Below are records to be output exactly, every one of them.

— Start Data to process —

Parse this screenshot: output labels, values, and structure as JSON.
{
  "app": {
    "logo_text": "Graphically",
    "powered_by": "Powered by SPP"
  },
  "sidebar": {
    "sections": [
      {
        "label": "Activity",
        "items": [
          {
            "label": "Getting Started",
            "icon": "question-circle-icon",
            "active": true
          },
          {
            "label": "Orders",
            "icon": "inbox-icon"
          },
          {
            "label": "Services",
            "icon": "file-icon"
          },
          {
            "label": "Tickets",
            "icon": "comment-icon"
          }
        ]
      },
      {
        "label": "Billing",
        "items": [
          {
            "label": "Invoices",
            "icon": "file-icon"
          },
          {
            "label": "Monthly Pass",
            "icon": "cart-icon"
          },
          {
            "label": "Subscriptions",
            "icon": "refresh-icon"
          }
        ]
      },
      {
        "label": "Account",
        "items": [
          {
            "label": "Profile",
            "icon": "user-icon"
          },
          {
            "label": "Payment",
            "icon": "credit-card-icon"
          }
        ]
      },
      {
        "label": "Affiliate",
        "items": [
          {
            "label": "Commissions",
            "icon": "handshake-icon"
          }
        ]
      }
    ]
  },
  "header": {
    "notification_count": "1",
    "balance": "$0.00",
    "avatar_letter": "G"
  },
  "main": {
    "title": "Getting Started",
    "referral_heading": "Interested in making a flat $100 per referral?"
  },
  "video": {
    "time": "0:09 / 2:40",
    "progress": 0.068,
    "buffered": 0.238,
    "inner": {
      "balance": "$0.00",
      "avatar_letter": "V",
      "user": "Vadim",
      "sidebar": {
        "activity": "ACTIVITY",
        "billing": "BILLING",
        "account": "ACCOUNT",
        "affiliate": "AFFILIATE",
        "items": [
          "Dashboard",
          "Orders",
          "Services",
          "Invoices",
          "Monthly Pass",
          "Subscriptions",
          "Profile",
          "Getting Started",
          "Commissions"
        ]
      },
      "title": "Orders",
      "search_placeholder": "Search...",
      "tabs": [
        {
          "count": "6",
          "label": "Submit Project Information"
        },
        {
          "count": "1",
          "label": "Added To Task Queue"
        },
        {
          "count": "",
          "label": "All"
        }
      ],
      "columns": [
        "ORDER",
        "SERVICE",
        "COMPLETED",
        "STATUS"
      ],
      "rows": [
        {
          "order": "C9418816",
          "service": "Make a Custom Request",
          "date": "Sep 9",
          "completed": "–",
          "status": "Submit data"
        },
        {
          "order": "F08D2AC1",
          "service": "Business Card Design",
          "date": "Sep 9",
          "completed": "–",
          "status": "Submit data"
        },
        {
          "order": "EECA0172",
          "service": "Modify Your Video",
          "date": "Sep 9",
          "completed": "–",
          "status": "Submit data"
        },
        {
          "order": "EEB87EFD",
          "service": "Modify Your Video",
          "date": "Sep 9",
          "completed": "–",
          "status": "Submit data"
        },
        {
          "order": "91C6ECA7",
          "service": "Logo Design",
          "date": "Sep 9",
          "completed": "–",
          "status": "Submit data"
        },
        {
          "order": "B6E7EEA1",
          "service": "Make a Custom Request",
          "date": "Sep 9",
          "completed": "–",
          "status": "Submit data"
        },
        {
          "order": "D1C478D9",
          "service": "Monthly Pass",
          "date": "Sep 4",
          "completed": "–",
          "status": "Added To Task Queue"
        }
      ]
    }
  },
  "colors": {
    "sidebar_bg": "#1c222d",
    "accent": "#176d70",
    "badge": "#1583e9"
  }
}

— End Data to process —

#### [Exercise solution]
Parse this screenshot: output labels, values, and structure as JSON.
{
  "app": {
    "logo_text": "Graphically",
    "powered_by": "Powered by SPP"
  },
  "sidebar": {
    "sections": [
      {
        "label": "Activity",
        "items": [
          {
            "label": "Getting Started",
            "icon": "question-circle-icon",
            "active": true
          },
          {
            "label": "Orders",
            "icon": "inbox-icon"
          },
          {
            "label": "Services",
            "icon": "file-icon"
          },
          {
            "label": "Tickets",
            "icon": "comment-icon"
          }
        ]
      },
      {
        "label": "Billing",
        "items": [
          {
            "label": "Invoices",
            "icon": "file-icon"
          },
          {
            "label": "Monthly Pass",
            "icon": "cart-icon"
          },
          {
            "label": "Subscriptions",
            "icon": "refresh-icon"
          }
        ]
      },
      {
        "label": "Account",
        "items": [
          {
            "label": "Profile",
            "icon": "user-icon"
          },
          {
            "label": "Payment",
            "icon": "credit-card-icon"
          }
        ]
      },
      {
        "label": "Affiliate",
        "items": [
          {
            "label": "Commissions",
            "icon": "handshake-icon"
          }
        ]
      }
    ]
  },
  "header": {
    "notification_count": "1",
    "balance": "$0.00",
    "avatar_letter": "G"
  },
  "main": {
    "title": "Getting Started",
    "referral_heading": "Interested in making a flat $100 per referral?"
  },
  "video": {
    "time": "0:09 / 2:40",
    "progress": 0.068,
    "buffered": 0.238,
    "inner": {
      "balance": "$0.00",
      "avatar_letter": "V",
      "user": "Vadim",
      "sidebar": {
        "activity": "ACTIVITY",
        "billing": "BILLING",
        "account": "ACCOUNT",
        "affiliate": "AFFILIATE",
        "items": [
          "Dashboard",
          "Orders",
          "Services",
          "Invoices",
          "Monthly Pass",
          "Subscriptions",
          "Profile",
          "Getting Started",
          "Commissions"
        ]
      },
      "title": "Orders",
      "search_placeholder": "Search...",
      "tabs": [
        {
          "count": "6",
          "label": "Submit Project Information"
        },
        {
          "count": "1",
          "label": "Added To Task Queue"
        },
        {
          "count": "",
          "label": "All"
        }
      ],
      "columns": [
        "ORDER",
        "SERVICE",
        "COMPLETED",
        "STATUS"
      ],
      "rows": [
        {
          "order": "C9418816",
          "service": "Make a Custom Request",
          "date": "Sep 9",
          "completed": "–",
          "status": "Submit data"
        },
        {
          "order": "F08D2AC1",
          "service": "Business Card Design",
          "date": "Sep 9",
          "completed": "–",
          "status": "Submit data"
        },
        {
          "order": "EECA0172",
          "service": "Modify Your Video",
          "date": "Sep 9",
          "completed": "–",
          "status": "Submit data"
        },
        {
          "order": "EEB87EFD",
          "service": "Modify Your Video",
          "date": "Sep 9",
          "completed": "–",
          "status": "Submit data"
        },
        {
          "order": "91C6ECA7",
          "service": "Logo Design",
          "date": "Sep 9",
          "completed": "–",
          "status": "Submit data"
        },
        {
          "order": "B6E7EEA1",
          "service": "Make a Custom Request",
          "date": "Sep 9",
          "completed": "–",
          "status": "Submit data"
        },
        {
          "order": "D1C478D9",
          "service": "Monthly Pass",
          "date": "Sep 4",
          "completed": "–",
          "status": "Added To Task Queue"
        }
      ]
    }
  },
  "colors": {
    "sidebar_bg": "#1c222d",
    "accent": "#176d70",
    "badge": "#1583e9"
  }
}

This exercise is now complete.